━━━ DATASET RECORDS

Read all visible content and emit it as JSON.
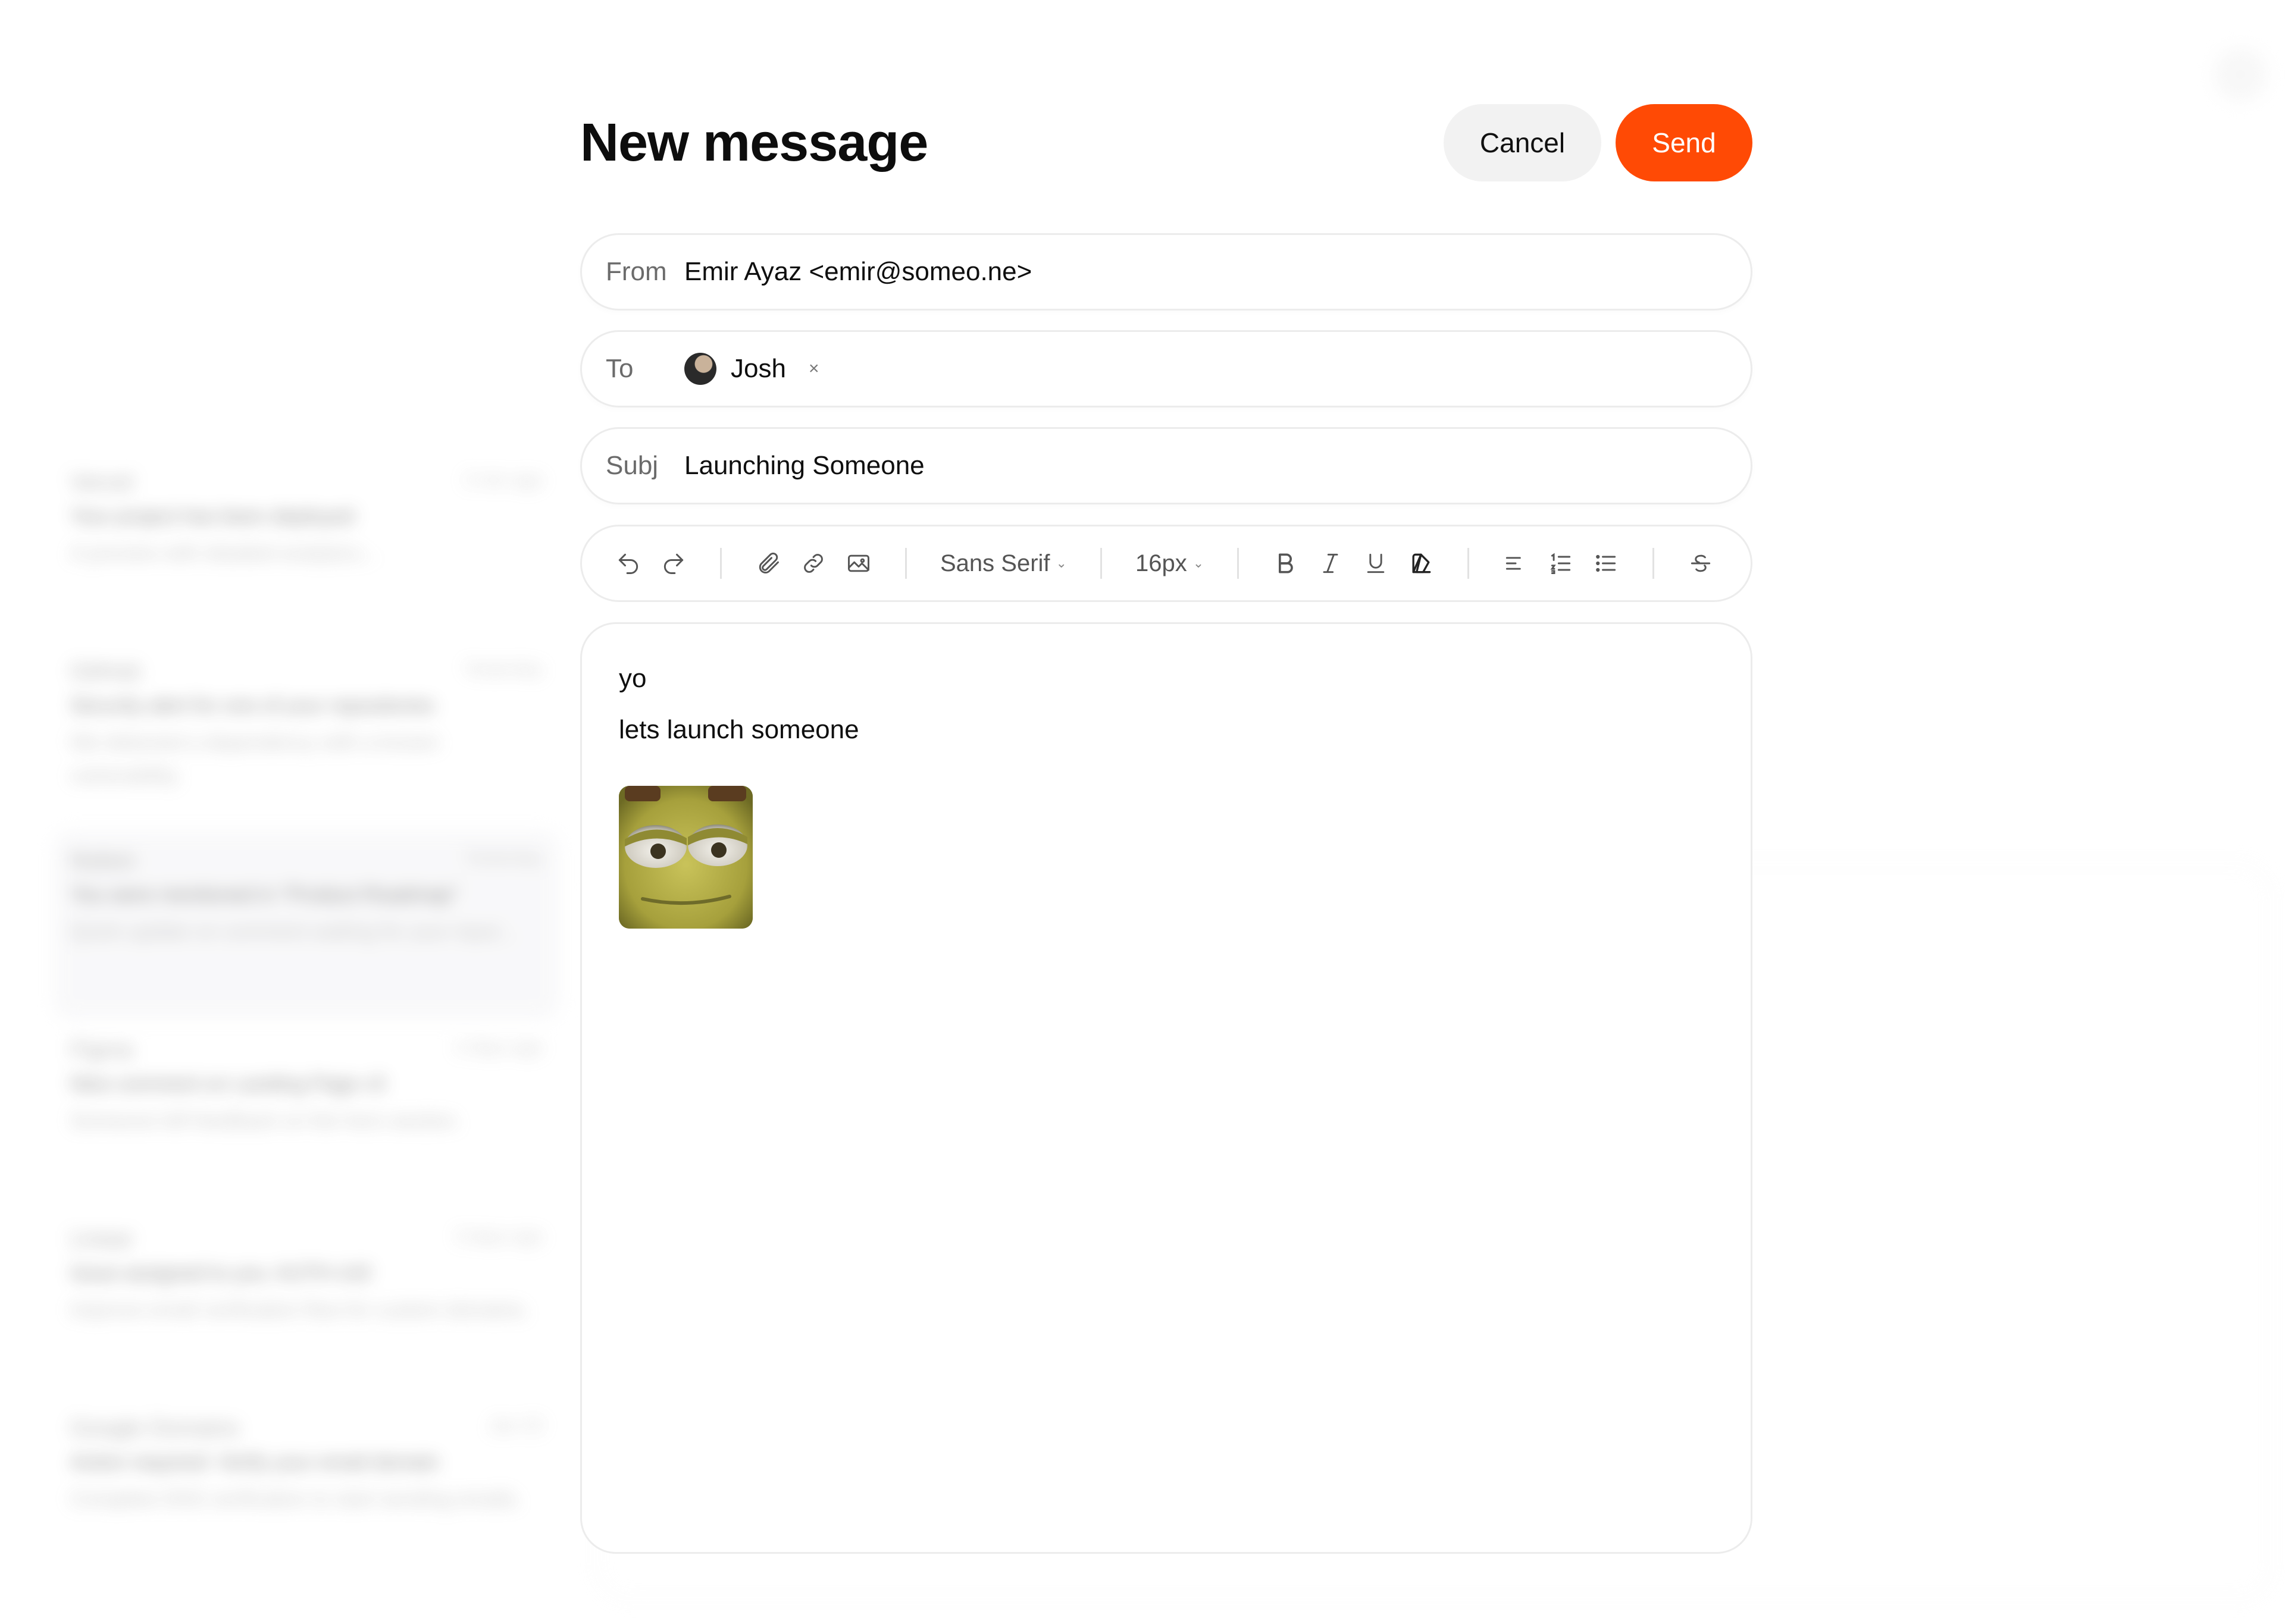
{
  "background": {
    "mail_list": [
      {
        "sender": "Vercel",
        "date": "2 min ago",
        "subject": "Your project has been deployed",
        "preview": "A preview with detailed analytics..."
      },
      {
        "sender": "GitHub",
        "date": "Yesterday",
        "subject": "Security alert for one of your repositories",
        "preview": "We detected a dependency with a known vulnerability."
      },
      {
        "sender": "Notion",
        "date": "Yesterday",
        "subject": "You were mentioned in \"Product Roadmap\"",
        "preview": "Quick update on comment waiting for your input..."
      },
      {
        "sender": "Figma",
        "date": "2 days ago",
        "subject": "New comment on Landing Page v3",
        "preview": "Someone left feedback on the hero section."
      },
      {
        "sender": "Linear",
        "date": "3 days ago",
        "subject": "Issue assigned to you: AUTH-142",
        "preview": "Improve email verification flow for custom domains."
      },
      {
        "sender": "Google Domains",
        "date": "Jan 23",
        "subject": "Action required: Verify your email domain",
        "preview": "Complete DNS verification to start sending emails."
      }
    ]
  },
  "compose": {
    "title": "New message",
    "cancel_label": "Cancel",
    "send_label": "Send",
    "from_label": "From",
    "from_value": "Emir Ayaz <emir@someo.ne>",
    "to_label": "To",
    "to_recipient": "Josh",
    "remove_glyph": "×",
    "subj_label": "Subj",
    "subj_value": "Launching Someone"
  },
  "toolbar": {
    "font_family": "Sans Serif",
    "font_size": "16px",
    "chevron": "⌄",
    "icons": [
      "undo-icon",
      "redo-icon",
      "attachment-icon",
      "link-icon",
      "image-icon",
      "bold-icon",
      "italic-icon",
      "underline-icon",
      "highlight-icon",
      "align-icon",
      "ordered-list-icon",
      "bullet-list-icon",
      "strikethrough-icon"
    ]
  },
  "body": {
    "line1": "yo",
    "line2": "lets launch someone",
    "image_alt": "attached-image"
  },
  "colors": {
    "send": "#ff4a05",
    "border": "#ececec",
    "label": "#6b6b6b"
  }
}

━━━━━━

### EXERCISE INSTRUCTIONS
Go through the records and copy each line with "subject" in it.

### WRITTEN RESPONSE
        "subject": "Your project has been deployed",
        "subject": "Security alert for one of your repositories",
        "subject": "You were mentioned in \"Product Roadmap\"",
        "subject": "New comment on Landing Page v3",
        "subject": "Issue assigned to you: AUTH-142",
        "subject": "Action required: Verify your email domain",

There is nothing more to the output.